** START Selected excerpt **
Underlying these failures is a mainstream model of development that is fundamentally flawed, and built on a very particular Western historical experience. Participants in this panel have all been at the forefront of formulating critiques of ‘maldevelopment’ and this colonisation of minds, and even more importantly, been involved in formulating other ways to define well-being, prosperity and our relations with the non-human world.
The session will discuss these fundamental, underlying roots to our intertwined crises, and also reflect on five decades of different tactics and strategies to promote alternatives.
Which of these ways have brought us towards radical, transformative change and with the experience of 50 years of struggle, what can now be a useful way forward when movements together work for changing the system and industrial society?
** END Selected excerpt **
What you should do. Transcribe the panel description word for word, starting with "Underlying these failures" and going on through "the non-human world.".
** START Given material **
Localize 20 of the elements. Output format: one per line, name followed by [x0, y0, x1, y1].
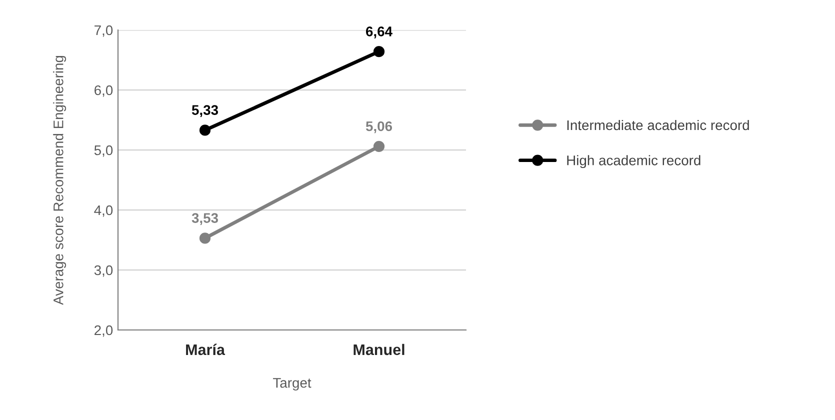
** END Given material **
Result for this exercise.
Underlying these failures is a mainstream model of development that is fundamentally flawed, and built on a very particular Western historical experience. Participants in this panel have all been at the forefront of formulating critiques of ‘maldevelopment’ and this colonisation of minds, and even more importantly, been involved in formulating other ways to define well-being, prosperity and our relations with the non-human world.